• [To be done] In this exercise, reproduce all the entries that follow exactly.

━━━━━━━━━━━━━━━━

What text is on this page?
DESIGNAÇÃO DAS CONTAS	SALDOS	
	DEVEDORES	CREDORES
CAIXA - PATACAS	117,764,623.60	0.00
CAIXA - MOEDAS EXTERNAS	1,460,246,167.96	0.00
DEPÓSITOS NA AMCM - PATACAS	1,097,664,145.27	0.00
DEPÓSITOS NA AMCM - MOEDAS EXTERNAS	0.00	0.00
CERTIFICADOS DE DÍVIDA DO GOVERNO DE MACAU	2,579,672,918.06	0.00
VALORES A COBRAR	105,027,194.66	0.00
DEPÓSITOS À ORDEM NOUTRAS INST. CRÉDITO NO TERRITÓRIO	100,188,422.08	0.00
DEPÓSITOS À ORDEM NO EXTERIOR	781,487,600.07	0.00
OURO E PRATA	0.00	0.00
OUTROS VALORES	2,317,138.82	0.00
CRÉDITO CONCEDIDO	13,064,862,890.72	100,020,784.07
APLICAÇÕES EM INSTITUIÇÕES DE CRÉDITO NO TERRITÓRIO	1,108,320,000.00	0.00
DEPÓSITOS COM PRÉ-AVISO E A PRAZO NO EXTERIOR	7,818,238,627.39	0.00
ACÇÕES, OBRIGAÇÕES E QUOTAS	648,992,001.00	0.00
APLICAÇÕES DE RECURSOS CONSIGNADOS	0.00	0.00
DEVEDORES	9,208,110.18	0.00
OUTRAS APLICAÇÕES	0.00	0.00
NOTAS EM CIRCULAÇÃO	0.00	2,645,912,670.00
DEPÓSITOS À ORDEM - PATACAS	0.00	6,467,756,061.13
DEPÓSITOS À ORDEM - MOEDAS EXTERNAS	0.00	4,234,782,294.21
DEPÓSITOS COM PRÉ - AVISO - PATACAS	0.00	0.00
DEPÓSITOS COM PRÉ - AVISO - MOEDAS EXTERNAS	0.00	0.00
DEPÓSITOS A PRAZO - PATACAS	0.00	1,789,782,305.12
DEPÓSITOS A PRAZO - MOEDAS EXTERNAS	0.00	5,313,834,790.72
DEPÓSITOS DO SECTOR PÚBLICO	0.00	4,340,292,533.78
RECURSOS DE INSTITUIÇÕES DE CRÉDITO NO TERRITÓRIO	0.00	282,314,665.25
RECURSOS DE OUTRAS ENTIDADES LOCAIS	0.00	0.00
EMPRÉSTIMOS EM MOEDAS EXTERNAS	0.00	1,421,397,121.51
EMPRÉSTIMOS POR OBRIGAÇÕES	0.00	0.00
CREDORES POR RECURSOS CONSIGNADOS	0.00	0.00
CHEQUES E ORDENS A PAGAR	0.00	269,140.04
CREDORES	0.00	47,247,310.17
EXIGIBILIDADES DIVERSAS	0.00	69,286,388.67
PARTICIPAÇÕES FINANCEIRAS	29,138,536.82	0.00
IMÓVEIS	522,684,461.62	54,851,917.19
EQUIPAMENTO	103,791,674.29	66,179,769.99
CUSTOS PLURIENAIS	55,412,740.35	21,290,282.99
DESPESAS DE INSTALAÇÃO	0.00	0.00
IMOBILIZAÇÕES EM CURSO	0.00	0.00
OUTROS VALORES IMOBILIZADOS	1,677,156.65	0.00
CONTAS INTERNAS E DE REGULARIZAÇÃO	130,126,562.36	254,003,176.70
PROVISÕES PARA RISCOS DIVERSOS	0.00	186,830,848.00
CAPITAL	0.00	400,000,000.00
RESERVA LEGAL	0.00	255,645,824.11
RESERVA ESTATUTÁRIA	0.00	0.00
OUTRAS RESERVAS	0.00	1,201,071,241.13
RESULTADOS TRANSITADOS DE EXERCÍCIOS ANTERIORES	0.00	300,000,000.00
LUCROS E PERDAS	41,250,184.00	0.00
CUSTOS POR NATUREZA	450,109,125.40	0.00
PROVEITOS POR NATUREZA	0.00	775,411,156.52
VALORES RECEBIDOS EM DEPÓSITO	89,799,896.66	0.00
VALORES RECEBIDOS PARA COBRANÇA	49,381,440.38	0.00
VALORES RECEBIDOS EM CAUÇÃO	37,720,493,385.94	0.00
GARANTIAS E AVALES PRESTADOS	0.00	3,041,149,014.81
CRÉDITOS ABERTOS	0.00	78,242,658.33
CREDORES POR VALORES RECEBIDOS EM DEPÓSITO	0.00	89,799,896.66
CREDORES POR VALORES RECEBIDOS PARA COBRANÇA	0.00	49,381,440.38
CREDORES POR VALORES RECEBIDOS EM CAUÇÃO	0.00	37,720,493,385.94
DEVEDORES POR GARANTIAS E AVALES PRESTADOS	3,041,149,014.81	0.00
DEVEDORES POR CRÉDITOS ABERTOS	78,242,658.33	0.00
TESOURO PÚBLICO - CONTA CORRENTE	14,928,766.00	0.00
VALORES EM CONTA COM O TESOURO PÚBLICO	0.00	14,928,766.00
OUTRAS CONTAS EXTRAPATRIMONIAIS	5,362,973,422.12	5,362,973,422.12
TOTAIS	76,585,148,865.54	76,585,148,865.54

━━━━━━━━━━━━━━━━

• [Solution for this exercise]
What text is on this page?
DESIGNAÇÃO DAS CONTAS	SALDOS	
	DEVEDORES	CREDORES
CAIXA - PATACAS	117,764,623.60	0.00
CAIXA - MOEDAS EXTERNAS	1,460,246,167.96	0.00
DEPÓSITOS NA AMCM - PATACAS	1,097,664,145.27	0.00
DEPÓSITOS NA AMCM - MOEDAS EXTERNAS	0.00	0.00
CERTIFICADOS DE DÍVIDA DO GOVERNO DE MACAU	2,579,672,918.06	0.00
VALORES A COBRAR	105,027,194.66	0.00
DEPÓSITOS À ORDEM NOUTRAS INST. CRÉDITO NO TERRITÓRIO	100,188,422.08	0.00
DEPÓSITOS À ORDEM NO EXTERIOR	781,487,600.07	0.00
OURO E PRATA	0.00	0.00
OUTROS VALORES	2,317,138.82	0.00
CRÉDITO CONCEDIDO	13,064,862,890.72	100,020,784.07
APLICAÇÕES EM INSTITUIÇÕES DE CRÉDITO NO TERRITÓRIO	1,108,320,000.00	0.00
DEPÓSITOS COM PRÉ-AVISO E A PRAZO NO EXTERIOR	7,818,238,627.39	0.00
ACÇÕES, OBRIGAÇÕES E QUOTAS	648,992,001.00	0.00
APLICAÇÕES DE RECURSOS CONSIGNADOS	0.00	0.00
DEVEDORES	9,208,110.18	0.00
OUTRAS APLICAÇÕES	0.00	0.00
NOTAS EM CIRCULAÇÃO	0.00	2,645,912,670.00
DEPÓSITOS À ORDEM - PATACAS	0.00	6,467,756,061.13
DEPÓSITOS À ORDEM - MOEDAS EXTERNAS	0.00	4,234,782,294.21
DEPÓSITOS COM PRÉ - AVISO - PATACAS	0.00	0.00
DEPÓSITOS COM PRÉ - AVISO - MOEDAS EXTERNAS	0.00	0.00
DEPÓSITOS A PRAZO - PATACAS	0.00	1,789,782,305.12
DEPÓSITOS A PRAZO - MOEDAS EXTERNAS	0.00	5,313,834,790.72
DEPÓSITOS DO SECTOR PÚBLICO	0.00	4,340,292,533.78
RECURSOS DE INSTITUIÇÕES DE CRÉDITO NO TERRITÓRIO	0.00	282,314,665.25
RECURSOS DE OUTRAS ENTIDADES LOCAIS	0.00	0.00
EMPRÉSTIMOS EM MOEDAS EXTERNAS	0.00	1,421,397,121.51
EMPRÉSTIMOS POR OBRIGAÇÕES	0.00	0.00
CREDORES POR RECURSOS CONSIGNADOS	0.00	0.00
CHEQUES E ORDENS A PAGAR	0.00	269,140.04
CREDORES	0.00	47,247,310.17
EXIGIBILIDADES DIVERSAS	0.00	69,286,388.67
PARTICIPAÇÕES FINANCEIRAS	29,138,536.82	0.00
IMÓVEIS	522,684,461.62	54,851,917.19
EQUIPAMENTO	103,791,674.29	66,179,769.99
CUSTOS PLURIENAIS	55,412,740.35	21,290,282.99
DESPESAS DE INSTALAÇÃO	0.00	0.00
IMOBILIZAÇÕES EM CURSO	0.00	0.00
OUTROS VALORES IMOBILIZADOS	1,677,156.65	0.00
CONTAS INTERNAS E DE REGULARIZAÇÃO	130,126,562.36	254,003,176.70
PROVISÕES PARA RISCOS DIVERSOS	0.00	186,830,848.00
CAPITAL	0.00	400,000,000.00
RESERVA LEGAL	0.00	255,645,824.11
RESERVA ESTATUTÁRIA	0.00	0.00
OUTRAS RESERVAS	0.00	1,201,071,241.13
RESULTADOS TRANSITADOS DE EXERCÍCIOS ANTERIORES	0.00	300,000,000.00
LUCROS E PERDAS	41,250,184.00	0.00
CUSTOS POR NATUREZA	450,109,125.40	0.00
PROVEITOS POR NATUREZA	0.00	775,411,156.52
VALORES RECEBIDOS EM DEPÓSITO	89,799,896.66	0.00
VALORES RECEBIDOS PARA COBRANÇA	49,381,440.38	0.00
VALORES RECEBIDOS EM CAUÇÃO	37,720,493,385.94	0.00
GARANTIAS E AVALES PRESTADOS	0.00	3,041,149,014.81
CRÉDITOS ABERTOS	0.00	78,242,658.33
CREDORES POR VALORES RECEBIDOS EM DEPÓSITO	0.00	89,799,896.66
CREDORES POR VALORES RECEBIDOS PARA COBRANÇA	0.00	49,381,440.38
CREDORES POR VALORES RECEBIDOS EM CAUÇÃO	0.00	37,720,493,385.94
DEVEDORES POR GARANTIAS E AVALES PRESTADOS	3,041,149,014.81	0.00
DEVEDORES POR CRÉDITOS ABERTOS	78,242,658.33	0.00
TESOURO PÚBLICO - CONTA CORRENTE	14,928,766.00	0.00
VALORES EM CONTA COM O TESOURO PÚBLICO	0.00	14,928,766.00
OUTRAS CONTAS EXTRAPATRIMONIAIS	5,362,973,422.12	5,362,973,422.12
TOTAIS	76,585,148,865.54	76,585,148,865.54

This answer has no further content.